EXERCISE
Skip the pictures. Repeat everything else in the records word for word.

Collected data entries
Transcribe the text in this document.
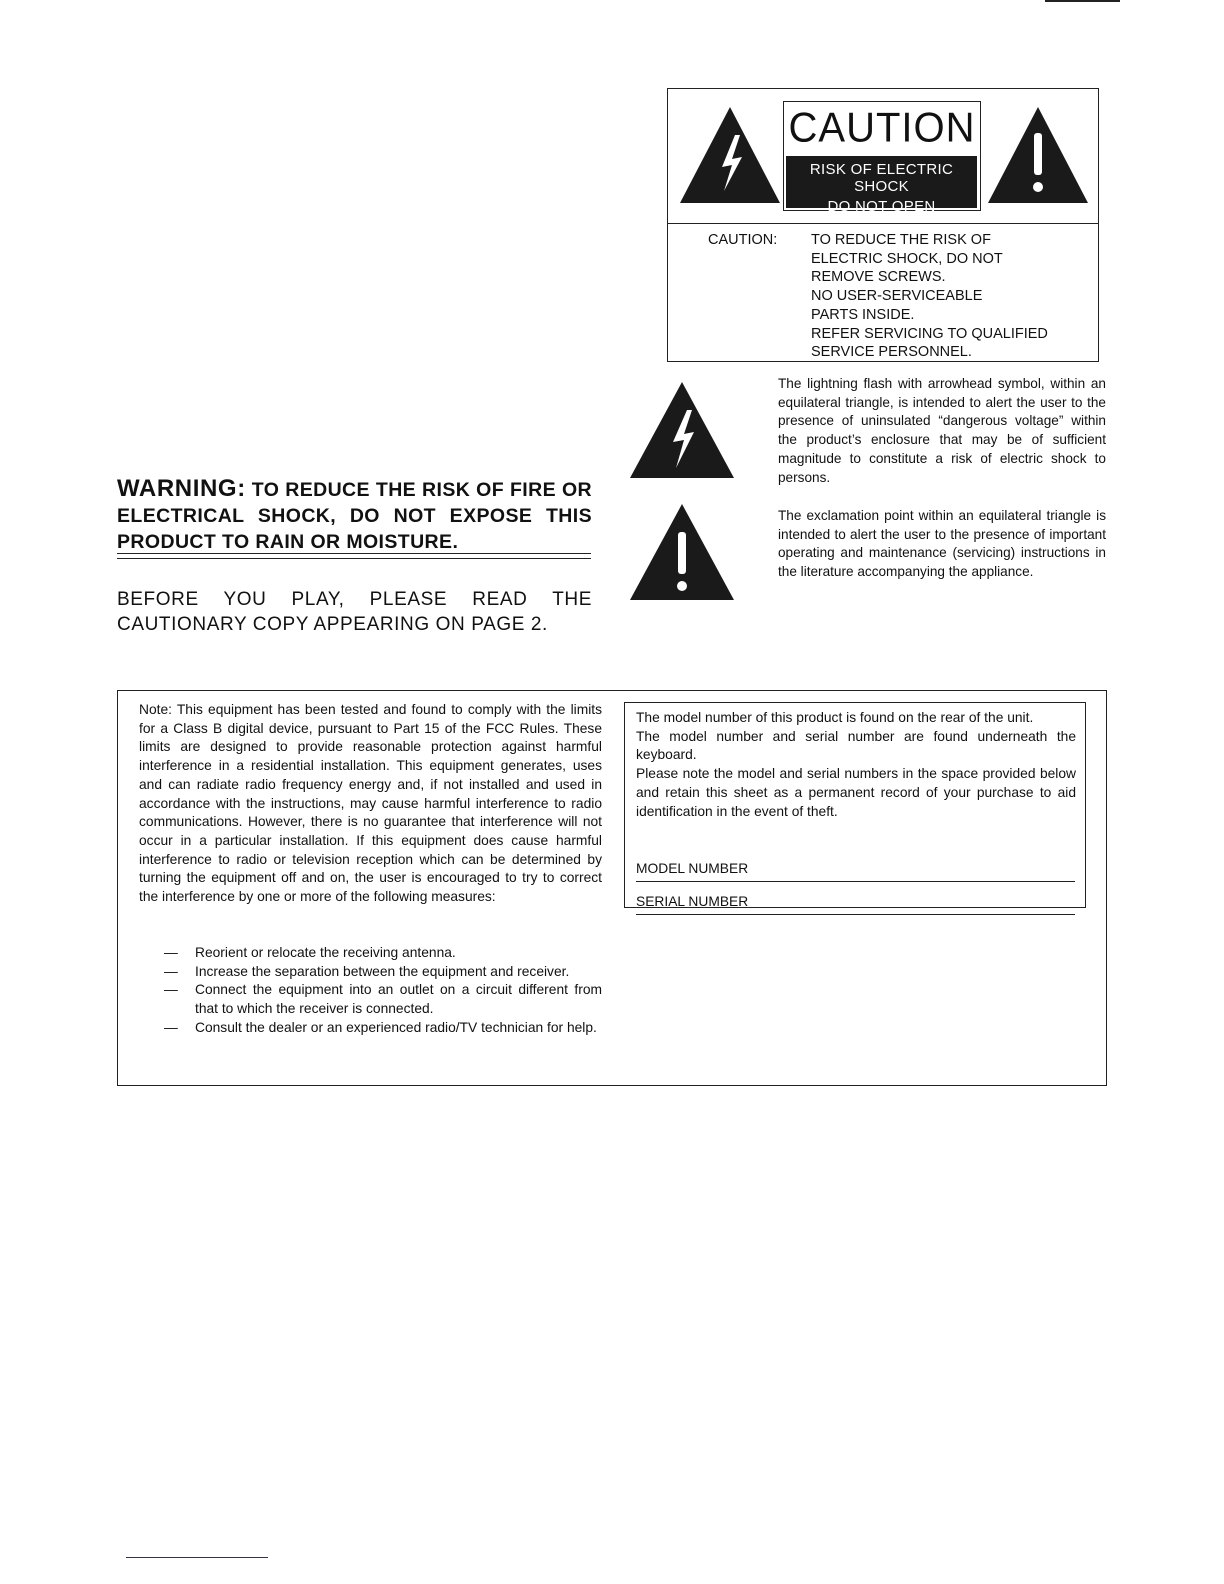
CAUTION
RISK OF ELECTRIC SHOCK
DO NOT OPEN
CAUTION:	TO REDUCE THE RISK OF
ELECTRIC SHOCK, DO NOT
REMOVE SCREWS.
NO USER-SERVICEABLE
PARTS INSIDE.
REFER SERVICING TO QUALIFIED
SERVICE PERSONNEL.
The lightning flash with arrowhead symbol, within an equilateral triangle, is intended to alert the user to the presence of uninsulated “dangerous voltage” within the product’s enclosure that may be of sufficient magnitude to constitute a risk of electric shock to persons.
The exclamation point within an equilateral triangle is intended to alert the user to the presence of important operating and maintenance (servicing) instructions in the literature accompanying the appliance.
WARNING: TO REDUCE THE RISK OF FIRE OR ELECTRICAL SHOCK, DO NOT EXPOSE THIS PRODUCT TO RAIN OR MOISTURE.
BEFORE YOU PLAY, PLEASE READ THE CAUTIONARY COPY APPEARING ON PAGE 2.
Note: This equipment has been tested and found to comply with the limits for a Class B digital device, pursuant to Part 15 of the FCC Rules. These limits are designed to provide reasonable protection against harmful interference in a residential installation. This equipment generates, uses and can radiate radio frequency energy and, if not installed and used in accordance with the instructions, may cause harmful interference to radio communications. However, there is no guarantee that interference will not occur in a particular installation. If this equipment does cause harmful interference to radio or television reception which can be determined by turning the equipment off and on, the user is encouraged to try to correct the interference by one or more of the following measures:
— Reorient or relocate the receiving antenna.
— Increase the separation between the equipment and receiver.
— Connect the equipment into an outlet on a circuit different from that to which the receiver is connected.
— Consult the dealer or an experienced radio/TV technician for help.
The model number of this product is found on the rear of the unit.
The model number and serial number are found underneath the keyboard.
Please note the model and serial numbers in the space provided below and retain this sheet as a permanent record of your purchase to aid identification in the event of theft.
MODEL NUMBER
SERIAL NUMBER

FINAL ANSWER
Transcribe the text in this document.
CAUTION
RISK OF ELECTRIC SHOCK
DO NOT OPEN
CAUTION:	TO REDUCE THE RISK OF
ELECTRIC SHOCK, DO NOT
REMOVE SCREWS.
NO USER-SERVICEABLE
PARTS INSIDE.
REFER SERVICING TO QUALIFIED
SERVICE PERSONNEL.
The lightning flash with arrowhead symbol, within an equilateral triangle, is intended to alert the user to the presence of uninsulated “dangerous voltage” within the product’s enclosure that may be of sufficient magnitude to constitute a risk of electric shock to persons.
The exclamation point within an equilateral triangle is intended to alert the user to the presence of important operating and maintenance (servicing) instructions in the literature accompanying the appliance.
WARNING: TO REDUCE THE RISK OF FIRE OR ELECTRICAL SHOCK, DO NOT EXPOSE THIS PRODUCT TO RAIN OR MOISTURE.
BEFORE YOU PLAY, PLEASE READ THE CAUTIONARY COPY APPEARING ON PAGE 2.
Note: This equipment has been tested and found to comply with the limits for a Class B digital device, pursuant to Part 15 of the FCC Rules. These limits are designed to provide reasonable protection against harmful interference in a residential installation. This equipment generates, uses and can radiate radio frequency energy and, if not installed and used in accordance with the instructions, may cause harmful interference to radio communications. However, there is no guarantee that interference will not occur in a particular installation. If this equipment does cause harmful interference to radio or television reception which can be determined by turning the equipment off and on, the user is encouraged to try to correct the interference by one or more of the following measures:
— Reorient or relocate the receiving antenna.
— Increase the separation between the equipment and receiver.
— Connect the equipment into an outlet on a circuit different from that to which the receiver is connected.
— Consult the dealer or an experienced radio/TV technician for help.
The model number of this product is found on the rear of the unit.
The model number and serial number are found underneath the keyboard.
Please note the model and serial numbers in the space provided below and retain this sheet as a permanent record of your purchase to aid identification in the event of theft.
MODEL NUMBER
SERIAL NUMBER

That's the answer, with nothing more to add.